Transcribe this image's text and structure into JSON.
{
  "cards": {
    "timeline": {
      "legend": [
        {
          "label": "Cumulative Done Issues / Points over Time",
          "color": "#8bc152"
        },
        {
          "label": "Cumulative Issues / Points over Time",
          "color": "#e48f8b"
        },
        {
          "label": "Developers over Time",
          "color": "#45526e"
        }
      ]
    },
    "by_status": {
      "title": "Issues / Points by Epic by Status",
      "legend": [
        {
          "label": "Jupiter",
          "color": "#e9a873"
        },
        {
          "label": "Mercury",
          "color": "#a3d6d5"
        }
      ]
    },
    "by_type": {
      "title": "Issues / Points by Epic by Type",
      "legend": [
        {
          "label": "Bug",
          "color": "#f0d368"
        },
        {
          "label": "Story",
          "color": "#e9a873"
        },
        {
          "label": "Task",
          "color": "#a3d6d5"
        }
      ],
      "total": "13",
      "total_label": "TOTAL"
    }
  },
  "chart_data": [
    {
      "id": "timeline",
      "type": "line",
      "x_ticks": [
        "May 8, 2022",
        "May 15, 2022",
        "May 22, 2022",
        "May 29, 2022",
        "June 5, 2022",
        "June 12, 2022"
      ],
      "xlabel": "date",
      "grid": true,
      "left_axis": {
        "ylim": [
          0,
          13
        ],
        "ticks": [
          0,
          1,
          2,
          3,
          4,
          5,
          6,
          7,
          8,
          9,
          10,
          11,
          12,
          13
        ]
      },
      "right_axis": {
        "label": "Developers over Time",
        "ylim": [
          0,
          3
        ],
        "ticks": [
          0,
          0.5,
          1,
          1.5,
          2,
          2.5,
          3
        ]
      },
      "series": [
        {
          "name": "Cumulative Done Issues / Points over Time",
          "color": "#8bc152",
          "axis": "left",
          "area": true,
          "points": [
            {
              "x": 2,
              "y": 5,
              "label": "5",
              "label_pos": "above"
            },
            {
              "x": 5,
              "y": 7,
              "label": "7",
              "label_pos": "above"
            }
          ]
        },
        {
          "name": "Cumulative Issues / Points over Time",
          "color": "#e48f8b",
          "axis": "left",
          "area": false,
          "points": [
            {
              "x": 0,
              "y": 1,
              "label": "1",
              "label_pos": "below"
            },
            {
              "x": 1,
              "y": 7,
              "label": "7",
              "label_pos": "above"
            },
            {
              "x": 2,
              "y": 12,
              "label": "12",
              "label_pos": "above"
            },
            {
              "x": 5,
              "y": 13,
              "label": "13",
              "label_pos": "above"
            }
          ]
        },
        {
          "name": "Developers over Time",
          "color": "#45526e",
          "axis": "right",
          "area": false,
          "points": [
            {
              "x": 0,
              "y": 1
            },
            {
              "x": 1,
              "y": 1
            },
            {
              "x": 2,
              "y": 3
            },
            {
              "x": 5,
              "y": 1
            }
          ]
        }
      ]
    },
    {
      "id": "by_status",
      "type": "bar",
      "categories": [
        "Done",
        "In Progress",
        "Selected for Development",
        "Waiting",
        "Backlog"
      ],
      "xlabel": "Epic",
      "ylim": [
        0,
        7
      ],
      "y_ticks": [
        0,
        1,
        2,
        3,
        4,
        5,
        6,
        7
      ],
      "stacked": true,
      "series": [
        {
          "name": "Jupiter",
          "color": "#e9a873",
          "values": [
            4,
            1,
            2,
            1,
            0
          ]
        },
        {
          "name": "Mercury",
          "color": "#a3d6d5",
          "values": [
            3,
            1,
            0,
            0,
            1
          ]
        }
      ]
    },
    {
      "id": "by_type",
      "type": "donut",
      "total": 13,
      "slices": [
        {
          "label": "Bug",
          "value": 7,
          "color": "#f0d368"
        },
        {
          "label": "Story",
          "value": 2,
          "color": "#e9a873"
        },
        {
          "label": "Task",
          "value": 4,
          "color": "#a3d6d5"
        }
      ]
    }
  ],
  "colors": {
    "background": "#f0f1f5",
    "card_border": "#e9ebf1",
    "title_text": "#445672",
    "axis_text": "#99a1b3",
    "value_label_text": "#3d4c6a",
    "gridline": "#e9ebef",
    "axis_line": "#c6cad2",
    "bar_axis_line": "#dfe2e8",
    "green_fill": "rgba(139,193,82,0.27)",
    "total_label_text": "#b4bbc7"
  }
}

■ Prompt ■
Restate each record exactly as written.

■ Response to this exercise ■
Transcribe this image's text and structure into JSON.
{
  "cards": {
    "timeline": {
      "legend": [
        {
          "label": "Cumulative Done Issues / Points over Time",
          "color": "#8bc152"
        },
        {
          "label": "Cumulative Issues / Points over Time",
          "color": "#e48f8b"
        },
        {
          "label": "Developers over Time",
          "color": "#45526e"
        }
      ]
    },
    "by_status": {
      "title": "Issues / Points by Epic by Status",
      "legend": [
        {
          "label": "Jupiter",
          "color": "#e9a873"
        },
        {
          "label": "Mercury",
          "color": "#a3d6d5"
        }
      ]
    },
    "by_type": {
      "title": "Issues / Points by Epic by Type",
      "legend": [
        {
          "label": "Bug",
          "color": "#f0d368"
        },
        {
          "label": "Story",
          "color": "#e9a873"
        },
        {
          "label": "Task",
          "color": "#a3d6d5"
        }
      ],
      "total": "13",
      "total_label": "TOTAL"
    }
  },
  "chart_data": [
    {
      "id": "timeline",
      "type": "line",
      "x_ticks": [
        "May 8, 2022",
        "May 15, 2022",
        "May 22, 2022",
        "May 29, 2022",
        "June 5, 2022",
        "June 12, 2022"
      ],
      "xlabel": "date",
      "grid": true,
      "left_axis": {
        "ylim": [
          0,
          13
        ],
        "ticks": [
          0,
          1,
          2,
          3,
          4,
          5,
          6,
          7,
          8,
          9,
          10,
          11,
          12,
          13
        ]
      },
      "right_axis": {
        "label": "Developers over Time",
        "ylim": [
          0,
          3
        ],
        "ticks": [
          0,
          0.5,
          1,
          1.5,
          2,
          2.5,
          3
        ]
      },
      "series": [
        {
          "name": "Cumulative Done Issues / Points over Time",
          "color": "#8bc152",
          "axis": "left",
          "area": true,
          "points": [
            {
              "x": 2,
              "y": 5,
              "label": "5",
              "label_pos": "above"
            },
            {
              "x": 5,
              "y": 7,
              "label": "7",
              "label_pos": "above"
            }
          ]
        },
        {
          "name": "Cumulative Issues / Points over Time",
          "color": "#e48f8b",
          "axis": "left",
          "area": false,
          "points": [
            {
              "x": 0,
              "y": 1,
              "label": "1",
              "label_pos": "below"
            },
            {
              "x": 1,
              "y": 7,
              "label": "7",
              "label_pos": "above"
            },
            {
              "x": 2,
              "y": 12,
              "label": "12",
              "label_pos": "above"
            },
            {
              "x": 5,
              "y": 13,
              "label": "13",
              "label_pos": "above"
            }
          ]
        },
        {
          "name": "Developers over Time",
          "color": "#45526e",
          "axis": "right",
          "area": false,
          "points": [
            {
              "x": 0,
              "y": 1
            },
            {
              "x": 1,
              "y": 1
            },
            {
              "x": 2,
              "y": 3
            },
            {
              "x": 5,
              "y": 1
            }
          ]
        }
      ]
    },
    {
      "id": "by_status",
      "type": "bar",
      "categories": [
        "Done",
        "In Progress",
        "Selected for Development",
        "Waiting",
        "Backlog"
      ],
      "xlabel": "Epic",
      "ylim": [
        0,
        7
      ],
      "y_ticks": [
        0,
        1,
        2,
        3,
        4,
        5,
        6,
        7
      ],
      "stacked": true,
      "series": [
        {
          "name": "Jupiter",
          "color": "#e9a873",
          "values": [
            4,
            1,
            2,
            1,
            0
          ]
        },
        {
          "name": "Mercury",
          "color": "#a3d6d5",
          "values": [
            3,
            1,
            0,
            0,
            1
          ]
        }
      ]
    },
    {
      "id": "by_type",
      "type": "donut",
      "total": 13,
      "slices": [
        {
          "label": "Bug",
          "value": 7,
          "color": "#f0d368"
        },
        {
          "label": "Story",
          "value": 2,
          "color": "#e9a873"
        },
        {
          "label": "Task",
          "value": 4,
          "color": "#a3d6d5"
        }
      ]
    }
  ],
  "colors": {
    "background": "#f0f1f5",
    "card_border": "#e9ebf1",
    "title_text": "#445672",
    "axis_text": "#99a1b3",
    "value_label_text": "#3d4c6a",
    "gridline": "#e9ebef",
    "axis_line": "#c6cad2",
    "bar_axis_line": "#dfe2e8",
    "green_fill": "rgba(139,193,82,0.27)",
    "total_label_text": "#b4bbc7"
  }
}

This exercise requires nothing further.